The task:
Restate the whole listing exactly.

Dataset records
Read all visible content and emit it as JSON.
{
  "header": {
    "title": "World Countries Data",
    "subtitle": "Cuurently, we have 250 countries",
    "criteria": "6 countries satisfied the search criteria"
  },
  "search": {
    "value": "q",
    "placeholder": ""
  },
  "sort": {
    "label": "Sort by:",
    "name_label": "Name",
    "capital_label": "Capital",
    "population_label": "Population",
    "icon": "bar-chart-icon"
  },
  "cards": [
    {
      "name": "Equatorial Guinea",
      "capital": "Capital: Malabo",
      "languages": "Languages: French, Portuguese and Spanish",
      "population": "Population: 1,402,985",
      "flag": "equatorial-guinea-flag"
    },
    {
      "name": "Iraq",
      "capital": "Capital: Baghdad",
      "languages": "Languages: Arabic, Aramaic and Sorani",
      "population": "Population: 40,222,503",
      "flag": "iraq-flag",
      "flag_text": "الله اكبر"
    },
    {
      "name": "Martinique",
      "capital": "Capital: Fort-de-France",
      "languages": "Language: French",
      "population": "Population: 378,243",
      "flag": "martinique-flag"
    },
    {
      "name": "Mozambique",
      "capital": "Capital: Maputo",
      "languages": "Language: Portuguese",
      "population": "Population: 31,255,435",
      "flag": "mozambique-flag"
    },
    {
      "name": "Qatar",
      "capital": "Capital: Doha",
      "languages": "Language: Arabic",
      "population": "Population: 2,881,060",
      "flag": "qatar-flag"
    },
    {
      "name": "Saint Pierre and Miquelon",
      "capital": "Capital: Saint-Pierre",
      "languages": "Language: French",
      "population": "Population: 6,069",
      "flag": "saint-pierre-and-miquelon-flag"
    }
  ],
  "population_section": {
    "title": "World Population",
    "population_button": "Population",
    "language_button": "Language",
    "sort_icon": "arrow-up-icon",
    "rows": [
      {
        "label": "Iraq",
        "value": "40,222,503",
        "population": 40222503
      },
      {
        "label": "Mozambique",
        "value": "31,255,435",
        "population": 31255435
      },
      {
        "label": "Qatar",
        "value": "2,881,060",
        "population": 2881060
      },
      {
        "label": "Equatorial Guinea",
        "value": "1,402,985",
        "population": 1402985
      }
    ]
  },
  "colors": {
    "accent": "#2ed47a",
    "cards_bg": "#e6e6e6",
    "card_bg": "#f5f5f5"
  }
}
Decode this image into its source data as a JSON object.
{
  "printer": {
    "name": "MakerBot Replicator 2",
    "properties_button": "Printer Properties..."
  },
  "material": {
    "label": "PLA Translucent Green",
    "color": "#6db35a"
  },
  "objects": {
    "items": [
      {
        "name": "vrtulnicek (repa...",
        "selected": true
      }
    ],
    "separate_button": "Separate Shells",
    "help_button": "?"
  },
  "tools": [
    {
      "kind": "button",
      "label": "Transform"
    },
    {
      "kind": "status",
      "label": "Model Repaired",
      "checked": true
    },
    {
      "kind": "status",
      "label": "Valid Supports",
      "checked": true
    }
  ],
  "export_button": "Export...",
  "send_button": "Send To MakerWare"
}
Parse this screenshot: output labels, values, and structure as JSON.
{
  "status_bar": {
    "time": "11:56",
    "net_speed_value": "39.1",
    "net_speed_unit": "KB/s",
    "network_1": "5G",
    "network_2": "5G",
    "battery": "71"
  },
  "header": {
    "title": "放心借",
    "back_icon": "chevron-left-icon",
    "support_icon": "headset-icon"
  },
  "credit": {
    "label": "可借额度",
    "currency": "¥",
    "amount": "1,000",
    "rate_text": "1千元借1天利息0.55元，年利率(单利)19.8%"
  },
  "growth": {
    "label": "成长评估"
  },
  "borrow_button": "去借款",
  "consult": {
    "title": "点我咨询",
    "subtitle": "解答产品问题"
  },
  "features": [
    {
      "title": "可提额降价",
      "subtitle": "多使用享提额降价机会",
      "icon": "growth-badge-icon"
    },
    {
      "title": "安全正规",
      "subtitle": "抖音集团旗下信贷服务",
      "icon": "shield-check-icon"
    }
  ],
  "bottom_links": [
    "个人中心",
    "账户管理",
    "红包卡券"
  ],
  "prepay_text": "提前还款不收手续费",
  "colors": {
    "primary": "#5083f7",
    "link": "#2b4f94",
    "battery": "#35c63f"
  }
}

Solved exercise:
Read all visible content and emit it as JSON.
{
  "header": {
    "title": "World Countries Data",
    "subtitle": "Cuurently, we have 250 countries",
    "criteria": "6 countries satisfied the search criteria"
  },
  "search": {
    "value": "q",
    "placeholder": ""
  },
  "sort": {
    "label": "Sort by:",
    "name_label": "Name",
    "capital_label": "Capital",
    "population_label": "Population",
    "icon": "bar-chart-icon"
  },
  "cards": [
    {
      "name": "Equatorial Guinea",
      "capital": "Capital: Malabo",
      "languages": "Languages: French, Portuguese and Spanish",
      "population": "Population: 1,402,985",
      "flag": "equatorial-guinea-flag"
    },
    {
      "name": "Iraq",
      "capital": "Capital: Baghdad",
      "languages": "Languages: Arabic, Aramaic and Sorani",
      "population": "Population: 40,222,503",
      "flag": "iraq-flag",
      "flag_text": "الله اكبر"
    },
    {
      "name": "Martinique",
      "capital": "Capital: Fort-de-France",
      "languages": "Language: French",
      "population": "Population: 378,243",
      "flag": "martinique-flag"
    },
    {
      "name": "Mozambique",
      "capital": "Capital: Maputo",
      "languages": "Language: Portuguese",
      "population": "Population: 31,255,435",
      "flag": "mozambique-flag"
    },
    {
      "name": "Qatar",
      "capital": "Capital: Doha",
      "languages": "Language: Arabic",
      "population": "Population: 2,881,060",
      "flag": "qatar-flag"
    },
    {
      "name": "Saint Pierre and Miquelon",
      "capital": "Capital: Saint-Pierre",
      "languages": "Language: French",
      "population": "Population: 6,069",
      "flag": "saint-pierre-and-miquelon-flag"
    }
  ],
  "population_section": {
    "title": "World Population",
    "population_button": "Population",
    "language_button": "Language",
    "sort_icon": "arrow-up-icon",
    "rows": [
      {
        "label": "Iraq",
        "value": "40,222,503",
        "population": 40222503
      },
      {
        "label": "Mozambique",
        "value": "31,255,435",
        "population": 31255435
      },
      {
        "label": "Qatar",
        "value": "2,881,060",
        "population": 2881060
      },
      {
        "label": "Equatorial Guinea",
        "value": "1,402,985",
        "population": 1402985
      }
    ]
  },
  "colors": {
    "accent": "#2ed47a",
    "cards_bg": "#e6e6e6",
    "card_bg": "#f5f5f5"
  }
}
Decode this image into its source data as a JSON object.
{
  "printer": {
    "name": "MakerBot Replicator 2",
    "properties_button": "Printer Properties..."
  },
  "material": {
    "label": "PLA Translucent Green",
    "color": "#6db35a"
  },
  "objects": {
    "items": [
      {
        "name": "vrtulnicek (repa...",
        "selected": true
      }
    ],
    "separate_button": "Separate Shells",
    "help_button": "?"
  },
  "tools": [
    {
      "kind": "button",
      "label": "Transform"
    },
    {
      "kind": "status",
      "label": "Model Repaired",
      "checked": true
    },
    {
      "kind": "status",
      "label": "Valid Supports",
      "checked": true
    }
  ],
  "export_button": "Export...",
  "send_button": "Send To MakerWare"
}
Parse this screenshot: output labels, values, and structure as JSON.
{
  "status_bar": {
    "time": "11:56",
    "net_speed_value": "39.1",
    "net_speed_unit": "KB/s",
    "network_1": "5G",
    "network_2": "5G",
    "battery": "71"
  },
  "header": {
    "title": "放心借",
    "back_icon": "chevron-left-icon",
    "support_icon": "headset-icon"
  },
  "credit": {
    "label": "可借额度",
    "currency": "¥",
    "amount": "1,000",
    "rate_text": "1千元借1天利息0.55元，年利率(单利)19.8%"
  },
  "growth": {
    "label": "成长评估"
  },
  "borrow_button": "去借款",
  "consult": {
    "title": "点我咨询",
    "subtitle": "解答产品问题"
  },
  "features": [
    {
      "title": "可提额降价",
      "subtitle": "多使用享提额降价机会",
      "icon": "growth-badge-icon"
    },
    {
      "title": "安全正规",
      "subtitle": "抖音集团旗下信贷服务",
      "icon": "shield-check-icon"
    }
  ],
  "bottom_links": [
    "个人中心",
    "账户管理",
    "红包卡券"
  ],
  "prepay_text": "提前还款不收手续费",
  "colors": {
    "primary": "#5083f7",
    "link": "#2b4f94",
    "battery": "#35c63f"
  }
}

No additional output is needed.